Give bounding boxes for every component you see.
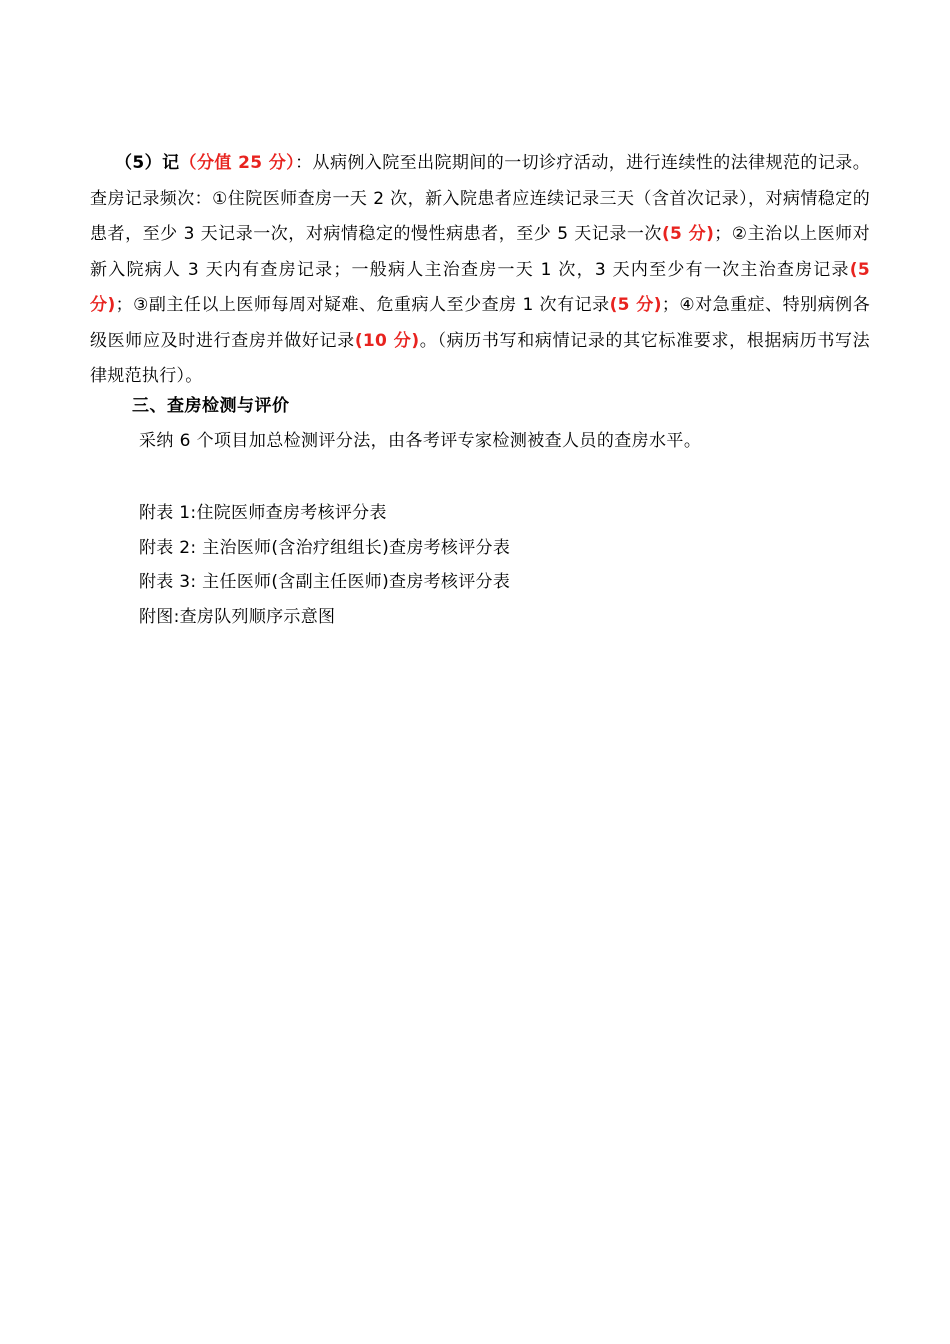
evaluation-intro: 采纳 6 个项目加总检测评分法，由各考评专家检测被查人员的查房水平。 [139,431,702,451]
appendix-item: 附表 3: 主任医师(含副主任医师)查房考核评分表 [139,572,511,593]
appendix-item: 附表 2: 主治医师(含治疗组组长)查房考核评分表 [139,537,511,558]
appendix-item: 附表 1:住院医师查房考核评分表 [139,503,387,523]
appendix-item: 附图:查房队列顺序示意图 [139,607,336,628]
paragraph-text-1: ：从病例入院至出院期间的一切诊疗活动，进行连续性的法律规范的记录。查房记录频次：①住院医师查房一天 2 次，新入院患者应连续记录三天（含首次记录），对病情稳定的患者，至少 3 天记录一次，对病情稳定的慢性病患者，至少 5 天记录一次 [90,153,870,244]
section-heading: 三、查房检测与评价 [132,396,290,416]
appendix-list [139,496,510,635]
paragraph-text-3: ；③副主任以上医师每周对疑难、危重病人至少查房 1 次有记录 [115,295,610,315]
paragraph-text-2: ；②主治以上医师对新入院病人 3 天内有查房记录；一般病人主治查房一天 1 次，3 天内至少有一次主治查房记录 [90,224,870,280]
score-badge-3: (5 分) [609,295,662,315]
section-label: （5）记 [115,153,180,173]
paragraph-text-4: ；④对急重症、特别病例各级医师应及时进行查房并做好记录 [90,295,870,351]
score-badge-4: (10 分) [354,330,420,351]
score-badge-2: (5 分) [90,259,870,315]
record-requirements-paragraph [90,146,870,395]
score-badge-1: (5 分) [661,224,715,244]
paragraph-text-5: 。（病历书写和病情记录的其它标准要求，根据病历书写法律规范执行）。 [90,330,870,386]
section-score: （分值 25 分） [179,153,296,173]
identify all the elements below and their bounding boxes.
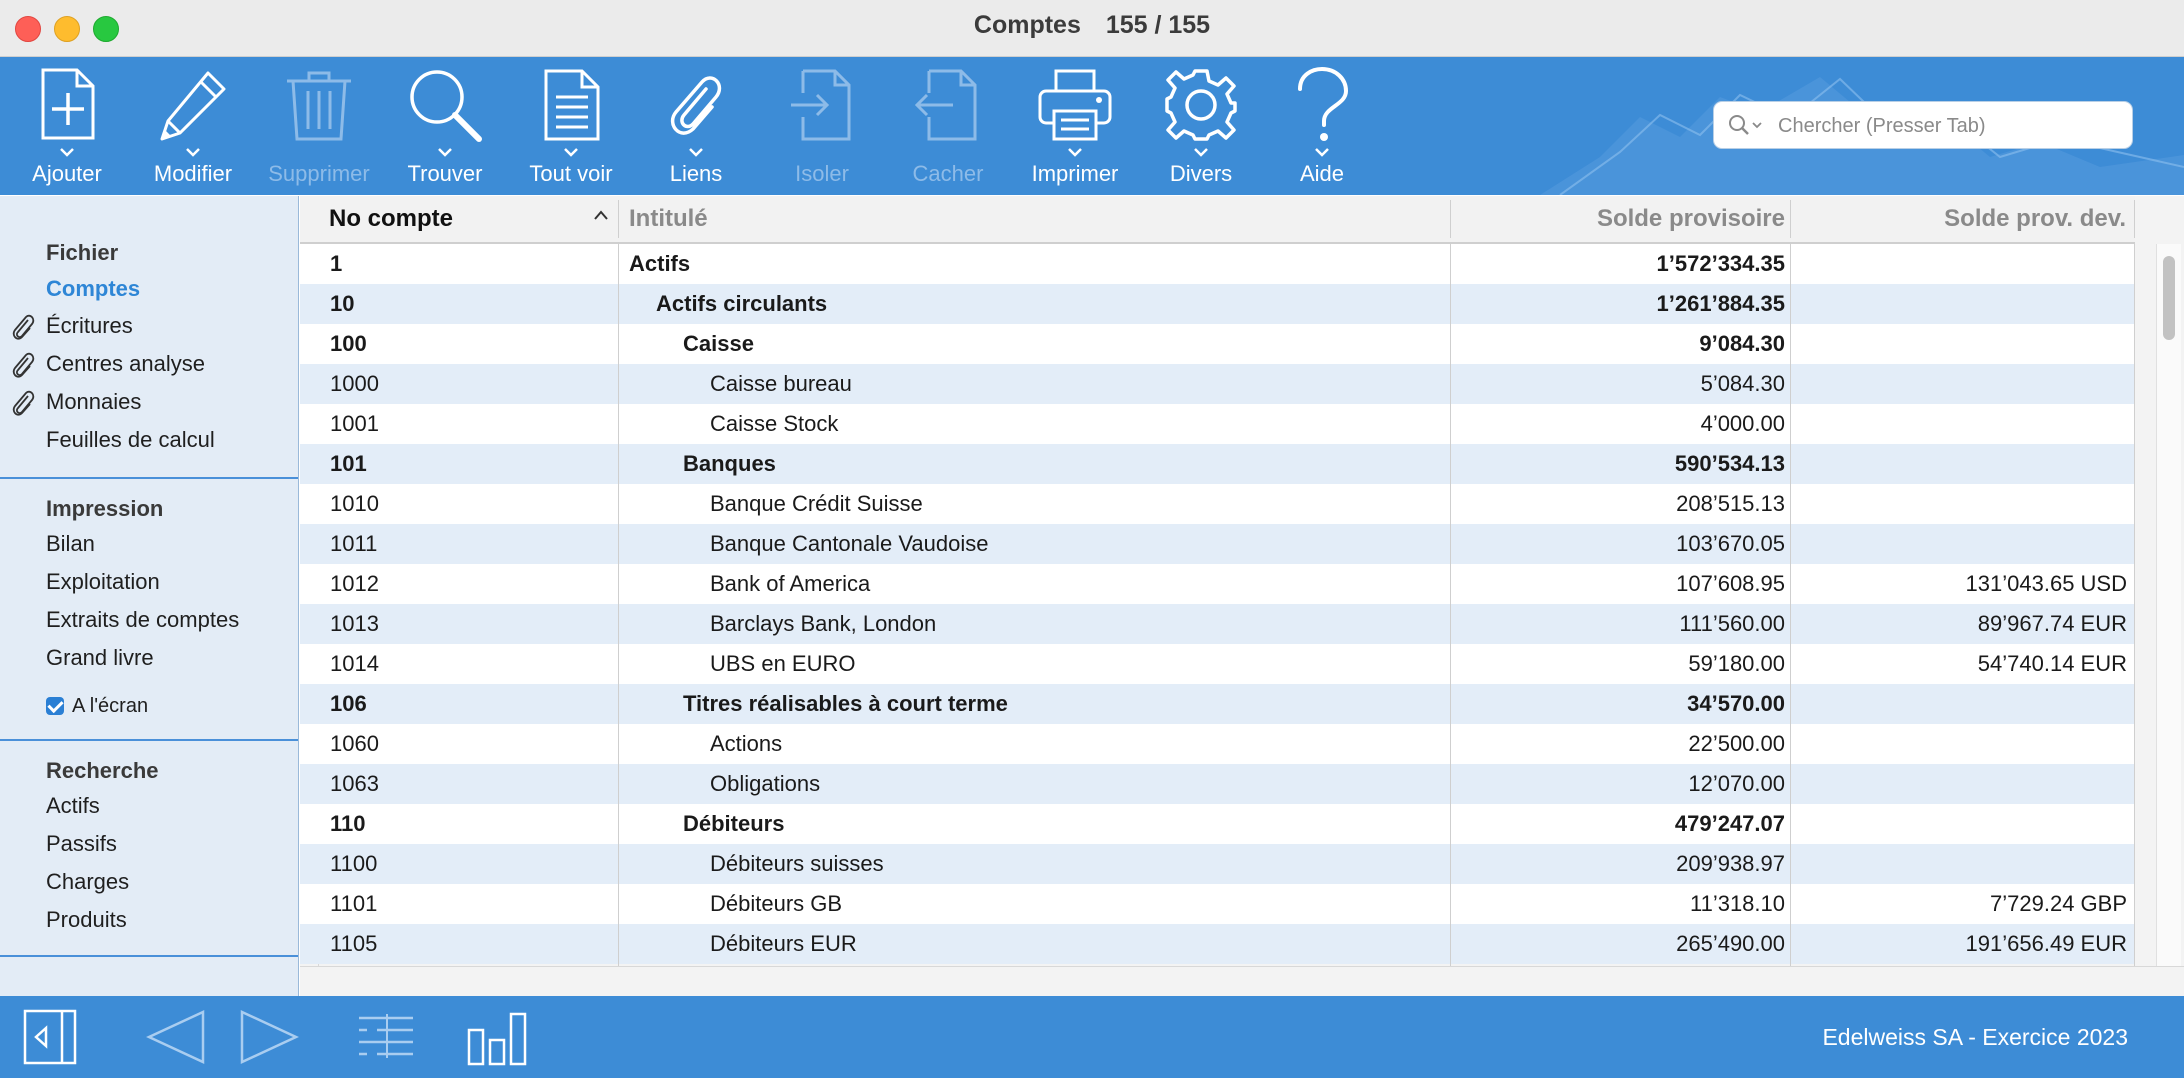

• **THE TASK**
Update the entries above by replacing "section-heading" with "section-title" and leaving everything else unchanged. Omit the pictures from your output.

• **THE RESULT**
Give bounding boxes for every component you see.
evaluation-intro: 采纳 6 个项目加总检测评分法，由各考评专家检测被查人员的查房水平。 [139,431,702,451]
appendix-item: 附表 3: 主任医师(含副主任医师)查房考核评分表 [139,572,511,593]
appendix-item: 附表 2: 主治医师(含治疗组组长)查房考核评分表 [139,537,511,558]
appendix-item: 附表 1:住院医师查房考核评分表 [139,503,387,523]
appendix-item: 附图:查房队列顺序示意图 [139,607,336,628]
paragraph-text-1: ：从病例入院至出院期间的一切诊疗活动，进行连续性的法律规范的记录。查房记录频次：①住院医师查房一天 2 次，新入院患者应连续记录三天（含首次记录），对病情稳定的患者，至少 3 天记录一次，对病情稳定的慢性病患者，至少 5 天记录一次 [90,153,870,244]
section-title: 三、查房检测与评价 [132,396,290,416]
appendix-list [139,496,510,635]
paragraph-text-3: ；③副主任以上医师每周对疑难、危重病人至少查房 1 次有记录 [115,295,610,315]
paragraph-text-2: ；②主治以上医师对新入院病人 3 天内有查房记录；一般病人主治查房一天 1 次，3 天内至少有一次主治查房记录 [90,224,870,280]
score-badge-3: (5 分) [609,295,662,315]
section-label: （5）记 [115,153,180,173]
paragraph-text-4: ；④对急重症、特别病例各级医师应及时进行查房并做好记录 [90,295,870,351]
score-badge-4: (10 分) [354,330,420,351]
score-badge-2: (5 分) [90,259,870,315]
record-requirements-paragraph [90,146,870,395]
score-badge-1: (5 分) [661,224,715,244]
paragraph-text-5: 。（病历书写和病情记录的其它标准要求，根据病历书写法律规范执行）。 [90,330,870,386]
section-score: （分值 25 分） [179,153,296,173]
identify all the elements below and their bounding boxes.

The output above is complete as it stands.